__Problem to work on__:
Output the data below exactly. Leave nothing out.

Data records

=======

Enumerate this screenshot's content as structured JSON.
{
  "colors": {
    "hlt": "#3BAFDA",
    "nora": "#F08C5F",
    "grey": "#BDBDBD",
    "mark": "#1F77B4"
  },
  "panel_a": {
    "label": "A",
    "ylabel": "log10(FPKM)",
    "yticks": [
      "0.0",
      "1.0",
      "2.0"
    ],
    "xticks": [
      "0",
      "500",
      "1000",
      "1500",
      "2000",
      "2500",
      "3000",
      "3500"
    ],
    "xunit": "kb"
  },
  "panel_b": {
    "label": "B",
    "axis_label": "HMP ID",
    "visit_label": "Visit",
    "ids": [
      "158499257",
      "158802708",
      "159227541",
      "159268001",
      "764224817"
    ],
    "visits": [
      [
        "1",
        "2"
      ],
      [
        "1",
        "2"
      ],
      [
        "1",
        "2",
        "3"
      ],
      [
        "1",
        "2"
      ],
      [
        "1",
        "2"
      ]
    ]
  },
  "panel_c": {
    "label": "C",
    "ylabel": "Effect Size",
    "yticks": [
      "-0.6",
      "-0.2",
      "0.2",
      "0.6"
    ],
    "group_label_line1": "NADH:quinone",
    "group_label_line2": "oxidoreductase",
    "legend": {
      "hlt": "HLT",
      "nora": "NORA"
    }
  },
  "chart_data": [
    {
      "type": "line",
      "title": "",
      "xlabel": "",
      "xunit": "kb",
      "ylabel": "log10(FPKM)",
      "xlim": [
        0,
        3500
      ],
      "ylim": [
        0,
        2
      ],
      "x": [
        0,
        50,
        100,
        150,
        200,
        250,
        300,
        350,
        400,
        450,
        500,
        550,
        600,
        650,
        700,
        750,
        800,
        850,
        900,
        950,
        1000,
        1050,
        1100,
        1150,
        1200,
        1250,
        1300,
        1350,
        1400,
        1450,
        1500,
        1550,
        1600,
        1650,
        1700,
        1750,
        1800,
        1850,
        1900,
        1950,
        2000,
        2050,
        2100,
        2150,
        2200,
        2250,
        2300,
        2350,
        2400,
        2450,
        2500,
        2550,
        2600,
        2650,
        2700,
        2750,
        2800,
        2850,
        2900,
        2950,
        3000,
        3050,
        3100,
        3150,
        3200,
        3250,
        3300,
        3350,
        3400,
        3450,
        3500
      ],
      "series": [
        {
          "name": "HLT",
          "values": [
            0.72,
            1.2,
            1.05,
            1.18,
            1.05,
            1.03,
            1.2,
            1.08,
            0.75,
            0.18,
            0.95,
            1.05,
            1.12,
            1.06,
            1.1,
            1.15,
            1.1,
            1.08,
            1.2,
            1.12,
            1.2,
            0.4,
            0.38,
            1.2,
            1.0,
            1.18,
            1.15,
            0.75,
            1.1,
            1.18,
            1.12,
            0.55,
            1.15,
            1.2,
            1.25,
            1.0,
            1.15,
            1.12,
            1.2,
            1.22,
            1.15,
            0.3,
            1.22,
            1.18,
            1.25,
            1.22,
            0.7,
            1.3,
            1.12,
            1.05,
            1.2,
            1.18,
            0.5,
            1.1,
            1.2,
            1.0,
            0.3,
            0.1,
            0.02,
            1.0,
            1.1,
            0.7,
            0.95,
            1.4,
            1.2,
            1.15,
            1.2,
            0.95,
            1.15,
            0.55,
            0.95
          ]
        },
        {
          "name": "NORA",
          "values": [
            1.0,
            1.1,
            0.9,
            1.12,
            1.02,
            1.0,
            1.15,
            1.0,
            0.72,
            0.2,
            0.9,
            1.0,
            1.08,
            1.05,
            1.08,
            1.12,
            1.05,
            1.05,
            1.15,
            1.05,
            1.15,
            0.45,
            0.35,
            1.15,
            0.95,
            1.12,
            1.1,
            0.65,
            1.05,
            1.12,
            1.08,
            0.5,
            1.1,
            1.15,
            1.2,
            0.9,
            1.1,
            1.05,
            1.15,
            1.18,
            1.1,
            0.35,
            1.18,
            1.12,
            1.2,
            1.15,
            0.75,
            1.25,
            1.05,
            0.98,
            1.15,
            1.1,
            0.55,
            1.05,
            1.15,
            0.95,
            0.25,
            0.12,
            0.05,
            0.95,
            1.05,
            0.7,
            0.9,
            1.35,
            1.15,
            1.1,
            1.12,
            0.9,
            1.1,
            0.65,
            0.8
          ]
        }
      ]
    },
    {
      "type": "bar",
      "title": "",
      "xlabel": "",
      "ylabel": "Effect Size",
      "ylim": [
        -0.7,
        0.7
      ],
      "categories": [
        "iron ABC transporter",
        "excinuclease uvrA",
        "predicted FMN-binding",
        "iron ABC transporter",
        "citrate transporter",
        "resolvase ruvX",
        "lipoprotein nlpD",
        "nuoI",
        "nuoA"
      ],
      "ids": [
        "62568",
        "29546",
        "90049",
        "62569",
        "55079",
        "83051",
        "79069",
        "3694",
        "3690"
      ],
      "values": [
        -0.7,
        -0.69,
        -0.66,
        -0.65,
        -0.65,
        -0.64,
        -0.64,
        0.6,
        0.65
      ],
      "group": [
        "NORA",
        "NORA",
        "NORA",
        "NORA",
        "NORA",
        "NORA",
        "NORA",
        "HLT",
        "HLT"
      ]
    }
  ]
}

=======

__Response__:
Enumerate this screenshot's content as structured JSON.
{
  "colors": {
    "hlt": "#3BAFDA",
    "nora": "#F08C5F",
    "grey": "#BDBDBD",
    "mark": "#1F77B4"
  },
  "panel_a": {
    "label": "A",
    "ylabel": "log10(FPKM)",
    "yticks": [
      "0.0",
      "1.0",
      "2.0"
    ],
    "xticks": [
      "0",
      "500",
      "1000",
      "1500",
      "2000",
      "2500",
      "3000",
      "3500"
    ],
    "xunit": "kb"
  },
  "panel_b": {
    "label": "B",
    "axis_label": "HMP ID",
    "visit_label": "Visit",
    "ids": [
      "158499257",
      "158802708",
      "159227541",
      "159268001",
      "764224817"
    ],
    "visits": [
      [
        "1",
        "2"
      ],
      [
        "1",
        "2"
      ],
      [
        "1",
        "2",
        "3"
      ],
      [
        "1",
        "2"
      ],
      [
        "1",
        "2"
      ]
    ]
  },
  "panel_c": {
    "label": "C",
    "ylabel": "Effect Size",
    "yticks": [
      "-0.6",
      "-0.2",
      "0.2",
      "0.6"
    ],
    "group_label_line1": "NADH:quinone",
    "group_label_line2": "oxidoreductase",
    "legend": {
      "hlt": "HLT",
      "nora": "NORA"
    }
  },
  "chart_data": [
    {
      "type": "line",
      "title": "",
      "xlabel": "",
      "xunit": "kb",
      "ylabel": "log10(FPKM)",
      "xlim": [
        0,
        3500
      ],
      "ylim": [
        0,
        2
      ],
      "x": [
        0,
        50,
        100,
        150,
        200,
        250,
        300,
        350,
        400,
        450,
        500,
        550,
        600,
        650,
        700,
        750,
        800,
        850,
        900,
        950,
        1000,
        1050,
        1100,
        1150,
        1200,
        1250,
        1300,
        1350,
        1400,
        1450,
        1500,
        1550,
        1600,
        1650,
        1700,
        1750,
        1800,
        1850,
        1900,
        1950,
        2000,
        2050,
        2100,
        2150,
        2200,
        2250,
        2300,
        2350,
        2400,
        2450,
        2500,
        2550,
        2600,
        2650,
        2700,
        2750,
        2800,
        2850,
        2900,
        2950,
        3000,
        3050,
        3100,
        3150,
        3200,
        3250,
        3300,
        3350,
        3400,
        3450,
        3500
      ],
      "series": [
        {
          "name": "HLT",
          "values": [
            0.72,
            1.2,
            1.05,
            1.18,
            1.05,
            1.03,
            1.2,
            1.08,
            0.75,
            0.18,
            0.95,
            1.05,
            1.12,
            1.06,
            1.1,
            1.15,
            1.1,
            1.08,
            1.2,
            1.12,
            1.2,
            0.4,
            0.38,
            1.2,
            1.0,
            1.18,
            1.15,
            0.75,
            1.1,
            1.18,
            1.12,
            0.55,
            1.15,
            1.2,
            1.25,
            1.0,
            1.15,
            1.12,
            1.2,
            1.22,
            1.15,
            0.3,
            1.22,
            1.18,
            1.25,
            1.22,
            0.7,
            1.3,
            1.12,
            1.05,
            1.2,
            1.18,
            0.5,
            1.1,
            1.2,
            1.0,
            0.3,
            0.1,
            0.02,
            1.0,
            1.1,
            0.7,
            0.95,
            1.4,
            1.2,
            1.15,
            1.2,
            0.95,
            1.15,
            0.55,
            0.95
          ]
        },
        {
          "name": "NORA",
          "values": [
            1.0,
            1.1,
            0.9,
            1.12,
            1.02,
            1.0,
            1.15,
            1.0,
            0.72,
            0.2,
            0.9,
            1.0,
            1.08,
            1.05,
            1.08,
            1.12,
            1.05,
            1.05,
            1.15,
            1.05,
            1.15,
            0.45,
            0.35,
            1.15,
            0.95,
            1.12,
            1.1,
            0.65,
            1.05,
            1.12,
            1.08,
            0.5,
            1.1,
            1.15,
            1.2,
            0.9,
            1.1,
            1.05,
            1.15,
            1.18,
            1.1,
            0.35,
            1.18,
            1.12,
            1.2,
            1.15,
            0.75,
            1.25,
            1.05,
            0.98,
            1.15,
            1.1,
            0.55,
            1.05,
            1.15,
            0.95,
            0.25,
            0.12,
            0.05,
            0.95,
            1.05,
            0.7,
            0.9,
            1.35,
            1.15,
            1.1,
            1.12,
            0.9,
            1.1,
            0.65,
            0.8
          ]
        }
      ]
    },
    {
      "type": "bar",
      "title": "",
      "xlabel": "",
      "ylabel": "Effect Size",
      "ylim": [
        -0.7,
        0.7
      ],
      "categories": [
        "iron ABC transporter",
        "excinuclease uvrA",
        "predicted FMN-binding",
        "iron ABC transporter",
        "citrate transporter",
        "resolvase ruvX",
        "lipoprotein nlpD",
        "nuoI",
        "nuoA"
      ],
      "ids": [
        "62568",
        "29546",
        "90049",
        "62569",
        "55079",
        "83051",
        "79069",
        "3694",
        "3690"
      ],
      "values": [
        -0.7,
        -0.69,
        -0.66,
        -0.65,
        -0.65,
        -0.64,
        -0.64,
        0.6,
        0.65
      ],
      "group": [
        "NORA",
        "NORA",
        "NORA",
        "NORA",
        "NORA",
        "NORA",
        "NORA",
        "HLT",
        "HLT"
      ]
    }
  ]
}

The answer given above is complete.